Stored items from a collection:
#####
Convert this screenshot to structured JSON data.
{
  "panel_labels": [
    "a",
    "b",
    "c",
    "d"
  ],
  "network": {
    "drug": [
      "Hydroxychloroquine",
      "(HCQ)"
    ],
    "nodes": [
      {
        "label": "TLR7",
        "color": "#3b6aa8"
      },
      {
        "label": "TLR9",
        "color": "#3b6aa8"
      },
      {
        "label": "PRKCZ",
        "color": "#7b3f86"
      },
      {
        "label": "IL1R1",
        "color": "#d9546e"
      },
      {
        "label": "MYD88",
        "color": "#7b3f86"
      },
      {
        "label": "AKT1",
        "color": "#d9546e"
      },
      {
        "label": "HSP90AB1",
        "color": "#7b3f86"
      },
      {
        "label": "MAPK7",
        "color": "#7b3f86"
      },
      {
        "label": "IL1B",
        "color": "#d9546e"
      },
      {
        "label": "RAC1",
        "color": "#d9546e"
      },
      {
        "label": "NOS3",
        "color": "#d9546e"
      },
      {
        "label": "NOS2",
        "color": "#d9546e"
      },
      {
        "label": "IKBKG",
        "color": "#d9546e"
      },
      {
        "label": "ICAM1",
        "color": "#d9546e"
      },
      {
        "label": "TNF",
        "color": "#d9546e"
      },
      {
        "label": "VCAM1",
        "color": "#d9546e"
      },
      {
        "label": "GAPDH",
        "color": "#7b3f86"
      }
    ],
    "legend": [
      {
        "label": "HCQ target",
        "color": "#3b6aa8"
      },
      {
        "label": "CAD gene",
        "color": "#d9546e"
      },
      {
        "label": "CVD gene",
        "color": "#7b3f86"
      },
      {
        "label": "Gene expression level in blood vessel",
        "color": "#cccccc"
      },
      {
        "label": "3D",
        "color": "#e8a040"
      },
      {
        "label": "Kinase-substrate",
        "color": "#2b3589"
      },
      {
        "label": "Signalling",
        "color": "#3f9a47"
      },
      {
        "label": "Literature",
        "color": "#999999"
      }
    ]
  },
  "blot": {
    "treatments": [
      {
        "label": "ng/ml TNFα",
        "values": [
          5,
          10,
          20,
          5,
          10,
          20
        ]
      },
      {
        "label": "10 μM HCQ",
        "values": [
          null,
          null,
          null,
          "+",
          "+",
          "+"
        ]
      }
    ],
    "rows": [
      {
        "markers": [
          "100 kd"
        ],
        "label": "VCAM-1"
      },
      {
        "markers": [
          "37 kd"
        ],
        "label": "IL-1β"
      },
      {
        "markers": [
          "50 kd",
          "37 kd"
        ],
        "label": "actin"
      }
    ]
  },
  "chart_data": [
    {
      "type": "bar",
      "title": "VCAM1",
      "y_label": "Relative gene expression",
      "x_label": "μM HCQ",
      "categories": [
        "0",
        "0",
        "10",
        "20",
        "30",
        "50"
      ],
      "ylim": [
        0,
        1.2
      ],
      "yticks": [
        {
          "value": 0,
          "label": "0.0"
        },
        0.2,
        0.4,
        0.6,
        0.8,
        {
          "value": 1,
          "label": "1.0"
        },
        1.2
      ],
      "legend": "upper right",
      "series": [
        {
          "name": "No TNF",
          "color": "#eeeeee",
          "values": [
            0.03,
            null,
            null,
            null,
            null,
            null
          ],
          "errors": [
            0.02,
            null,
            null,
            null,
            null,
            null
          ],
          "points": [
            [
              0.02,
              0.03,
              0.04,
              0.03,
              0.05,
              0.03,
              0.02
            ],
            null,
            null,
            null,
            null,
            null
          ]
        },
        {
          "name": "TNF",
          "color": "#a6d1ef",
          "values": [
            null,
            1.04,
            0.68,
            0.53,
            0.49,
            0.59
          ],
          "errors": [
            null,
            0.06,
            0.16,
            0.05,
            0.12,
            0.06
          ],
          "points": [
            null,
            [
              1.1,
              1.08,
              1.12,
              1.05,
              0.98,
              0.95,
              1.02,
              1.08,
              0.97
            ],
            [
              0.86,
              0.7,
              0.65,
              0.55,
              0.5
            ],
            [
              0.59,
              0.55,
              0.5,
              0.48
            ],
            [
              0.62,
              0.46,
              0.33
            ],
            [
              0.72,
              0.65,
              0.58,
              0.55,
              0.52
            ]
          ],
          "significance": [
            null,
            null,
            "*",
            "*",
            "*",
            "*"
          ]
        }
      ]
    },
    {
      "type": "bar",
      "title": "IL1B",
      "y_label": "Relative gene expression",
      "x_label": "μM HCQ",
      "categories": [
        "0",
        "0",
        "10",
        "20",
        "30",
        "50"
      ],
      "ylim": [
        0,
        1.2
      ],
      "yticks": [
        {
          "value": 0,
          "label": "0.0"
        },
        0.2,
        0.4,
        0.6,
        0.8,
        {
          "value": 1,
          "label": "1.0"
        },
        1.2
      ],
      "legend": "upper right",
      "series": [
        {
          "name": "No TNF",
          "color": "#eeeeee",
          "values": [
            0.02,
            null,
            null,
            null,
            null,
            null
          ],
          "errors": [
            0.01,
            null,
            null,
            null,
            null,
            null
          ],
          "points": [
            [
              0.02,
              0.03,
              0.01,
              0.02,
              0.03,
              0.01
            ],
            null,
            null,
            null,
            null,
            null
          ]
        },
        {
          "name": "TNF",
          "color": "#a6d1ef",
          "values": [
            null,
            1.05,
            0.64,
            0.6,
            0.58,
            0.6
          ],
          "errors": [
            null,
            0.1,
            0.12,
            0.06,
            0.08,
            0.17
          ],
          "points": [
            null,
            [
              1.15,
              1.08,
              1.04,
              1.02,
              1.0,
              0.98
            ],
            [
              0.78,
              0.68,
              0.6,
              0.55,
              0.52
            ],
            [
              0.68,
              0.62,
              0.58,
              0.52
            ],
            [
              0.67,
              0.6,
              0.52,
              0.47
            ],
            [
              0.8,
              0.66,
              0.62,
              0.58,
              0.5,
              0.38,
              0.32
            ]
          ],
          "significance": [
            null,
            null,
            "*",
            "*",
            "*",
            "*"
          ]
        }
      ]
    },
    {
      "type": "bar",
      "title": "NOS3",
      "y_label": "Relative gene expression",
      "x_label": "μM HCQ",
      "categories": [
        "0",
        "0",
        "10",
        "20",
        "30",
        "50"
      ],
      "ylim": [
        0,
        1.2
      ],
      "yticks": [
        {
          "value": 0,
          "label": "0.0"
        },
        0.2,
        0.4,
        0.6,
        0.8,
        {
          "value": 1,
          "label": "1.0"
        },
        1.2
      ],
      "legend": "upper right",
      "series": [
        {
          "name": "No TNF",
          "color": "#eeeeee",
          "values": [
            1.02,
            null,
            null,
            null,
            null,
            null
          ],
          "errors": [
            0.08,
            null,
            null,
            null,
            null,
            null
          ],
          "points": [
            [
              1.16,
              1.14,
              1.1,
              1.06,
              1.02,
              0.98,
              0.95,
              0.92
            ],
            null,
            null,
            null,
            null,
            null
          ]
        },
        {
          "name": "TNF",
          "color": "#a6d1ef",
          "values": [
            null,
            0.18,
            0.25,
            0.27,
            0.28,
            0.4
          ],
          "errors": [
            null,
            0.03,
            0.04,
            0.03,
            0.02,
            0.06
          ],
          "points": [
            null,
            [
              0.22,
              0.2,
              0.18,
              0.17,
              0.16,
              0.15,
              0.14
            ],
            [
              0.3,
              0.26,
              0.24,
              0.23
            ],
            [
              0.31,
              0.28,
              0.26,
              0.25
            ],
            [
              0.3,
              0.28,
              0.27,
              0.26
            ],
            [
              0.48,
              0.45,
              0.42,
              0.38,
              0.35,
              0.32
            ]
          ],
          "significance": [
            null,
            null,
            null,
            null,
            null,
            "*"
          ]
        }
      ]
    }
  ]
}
#####
WORK INSTRUCTION:
Write the records out again, character for character.

EXERCISE RESPONSE:
Convert this screenshot to structured JSON data.
{
  "panel_labels": [
    "a",
    "b",
    "c",
    "d"
  ],
  "network": {
    "drug": [
      "Hydroxychloroquine",
      "(HCQ)"
    ],
    "nodes": [
      {
        "label": "TLR7",
        "color": "#3b6aa8"
      },
      {
        "label": "TLR9",
        "color": "#3b6aa8"
      },
      {
        "label": "PRKCZ",
        "color": "#7b3f86"
      },
      {
        "label": "IL1R1",
        "color": "#d9546e"
      },
      {
        "label": "MYD88",
        "color": "#7b3f86"
      },
      {
        "label": "AKT1",
        "color": "#d9546e"
      },
      {
        "label": "HSP90AB1",
        "color": "#7b3f86"
      },
      {
        "label": "MAPK7",
        "color": "#7b3f86"
      },
      {
        "label": "IL1B",
        "color": "#d9546e"
      },
      {
        "label": "RAC1",
        "color": "#d9546e"
      },
      {
        "label": "NOS3",
        "color": "#d9546e"
      },
      {
        "label": "NOS2",
        "color": "#d9546e"
      },
      {
        "label": "IKBKG",
        "color": "#d9546e"
      },
      {
        "label": "ICAM1",
        "color": "#d9546e"
      },
      {
        "label": "TNF",
        "color": "#d9546e"
      },
      {
        "label": "VCAM1",
        "color": "#d9546e"
      },
      {
        "label": "GAPDH",
        "color": "#7b3f86"
      }
    ],
    "legend": [
      {
        "label": "HCQ target",
        "color": "#3b6aa8"
      },
      {
        "label": "CAD gene",
        "color": "#d9546e"
      },
      {
        "label": "CVD gene",
        "color": "#7b3f86"
      },
      {
        "label": "Gene expression level in blood vessel",
        "color": "#cccccc"
      },
      {
        "label": "3D",
        "color": "#e8a040"
      },
      {
        "label": "Kinase-substrate",
        "color": "#2b3589"
      },
      {
        "label": "Signalling",
        "color": "#3f9a47"
      },
      {
        "label": "Literature",
        "color": "#999999"
      }
    ]
  },
  "blot": {
    "treatments": [
      {
        "label": "ng/ml TNFα",
        "values": [
          5,
          10,
          20,
          5,
          10,
          20
        ]
      },
      {
        "label": "10 μM HCQ",
        "values": [
          null,
          null,
          null,
          "+",
          "+",
          "+"
        ]
      }
    ],
    "rows": [
      {
        "markers": [
          "100 kd"
        ],
        "label": "VCAM-1"
      },
      {
        "markers": [
          "37 kd"
        ],
        "label": "IL-1β"
      },
      {
        "markers": [
          "50 kd",
          "37 kd"
        ],
        "label": "actin"
      }
    ]
  },
  "chart_data": [
    {
      "type": "bar",
      "title": "VCAM1",
      "y_label": "Relative gene expression",
      "x_label": "μM HCQ",
      "categories": [
        "0",
        "0",
        "10",
        "20",
        "30",
        "50"
      ],
      "ylim": [
        0,
        1.2
      ],
      "yticks": [
        {
          "value": 0,
          "label": "0.0"
        },
        0.2,
        0.4,
        0.6,
        0.8,
        {
          "value": 1,
          "label": "1.0"
        },
        1.2
      ],
      "legend": "upper right",
      "series": [
        {
          "name": "No TNF",
          "color": "#eeeeee",
          "values": [
            0.03,
            null,
            null,
            null,
            null,
            null
          ],
          "errors": [
            0.02,
            null,
            null,
            null,
            null,
            null
          ],
          "points": [
            [
              0.02,
              0.03,
              0.04,
              0.03,
              0.05,
              0.03,
              0.02
            ],
            null,
            null,
            null,
            null,
            null
          ]
        },
        {
          "name": "TNF",
          "color": "#a6d1ef",
          "values": [
            null,
            1.04,
            0.68,
            0.53,
            0.49,
            0.59
          ],
          "errors": [
            null,
            0.06,
            0.16,
            0.05,
            0.12,
            0.06
          ],
          "points": [
            null,
            [
              1.1,
              1.08,
              1.12,
              1.05,
              0.98,
              0.95,
              1.02,
              1.08,
              0.97
            ],
            [
              0.86,
              0.7,
              0.65,
              0.55,
              0.5
            ],
            [
              0.59,
              0.55,
              0.5,
              0.48
            ],
            [
              0.62,
              0.46,
              0.33
            ],
            [
              0.72,
              0.65,
              0.58,
              0.55,
              0.52
            ]
          ],
          "significance": [
            null,
            null,
            "*",
            "*",
            "*",
            "*"
          ]
        }
      ]
    },
    {
      "type": "bar",
      "title": "IL1B",
      "y_label": "Relative gene expression",
      "x_label": "μM HCQ",
      "categories": [
        "0",
        "0",
        "10",
        "20",
        "30",
        "50"
      ],
      "ylim": [
        0,
        1.2
      ],
      "yticks": [
        {
          "value": 0,
          "label": "0.0"
        },
        0.2,
        0.4,
        0.6,
        0.8,
        {
          "value": 1,
          "label": "1.0"
        },
        1.2
      ],
      "legend": "upper right",
      "series": [
        {
          "name": "No TNF",
          "color": "#eeeeee",
          "values": [
            0.02,
            null,
            null,
            null,
            null,
            null
          ],
          "errors": [
            0.01,
            null,
            null,
            null,
            null,
            null
          ],
          "points": [
            [
              0.02,
              0.03,
              0.01,
              0.02,
              0.03,
              0.01
            ],
            null,
            null,
            null,
            null,
            null
          ]
        },
        {
          "name": "TNF",
          "color": "#a6d1ef",
          "values": [
            null,
            1.05,
            0.64,
            0.6,
            0.58,
            0.6
          ],
          "errors": [
            null,
            0.1,
            0.12,
            0.06,
            0.08,
            0.17
          ],
          "points": [
            null,
            [
              1.15,
              1.08,
              1.04,
              1.02,
              1.0,
              0.98
            ],
            [
              0.78,
              0.68,
              0.6,
              0.55,
              0.52
            ],
            [
              0.68,
              0.62,
              0.58,
              0.52
            ],
            [
              0.67,
              0.6,
              0.52,
              0.47
            ],
            [
              0.8,
              0.66,
              0.62,
              0.58,
              0.5,
              0.38,
              0.32
            ]
          ],
          "significance": [
            null,
            null,
            "*",
            "*",
            "*",
            "*"
          ]
        }
      ]
    },
    {
      "type": "bar",
      "title": "NOS3",
      "y_label": "Relative gene expression",
      "x_label": "μM HCQ",
      "categories": [
        "0",
        "0",
        "10",
        "20",
        "30",
        "50"
      ],
      "ylim": [
        0,
        1.2
      ],
      "yticks": [
        {
          "value": 0,
          "label": "0.0"
        },
        0.2,
        0.4,
        0.6,
        0.8,
        {
          "value": 1,
          "label": "1.0"
        },
        1.2
      ],
      "legend": "upper right",
      "series": [
        {
          "name": "No TNF",
          "color": "#eeeeee",
          "values": [
            1.02,
            null,
            null,
            null,
            null,
            null
          ],
          "errors": [
            0.08,
            null,
            null,
            null,
            null,
            null
          ],
          "points": [
            [
              1.16,
              1.14,
              1.1,
              1.06,
              1.02,
              0.98,
              0.95,
              0.92
            ],
            null,
            null,
            null,
            null,
            null
          ]
        },
        {
          "name": "TNF",
          "color": "#a6d1ef",
          "values": [
            null,
            0.18,
            0.25,
            0.27,
            0.28,
            0.4
          ],
          "errors": [
            null,
            0.03,
            0.04,
            0.03,
            0.02,
            0.06
          ],
          "points": [
            null,
            [
              0.22,
              0.2,
              0.18,
              0.17,
              0.16,
              0.15,
              0.14
            ],
            [
              0.3,
              0.26,
              0.24,
              0.23
            ],
            [
              0.31,
              0.28,
              0.26,
              0.25
            ],
            [
              0.3,
              0.28,
              0.27,
              0.26
            ],
            [
              0.48,
              0.45,
              0.42,
              0.38,
              0.35,
              0.32
            ]
          ],
          "significance": [
            null,
            null,
            null,
            null,
            null,
            "*"
          ]
        }
      ]
    }
  ]
}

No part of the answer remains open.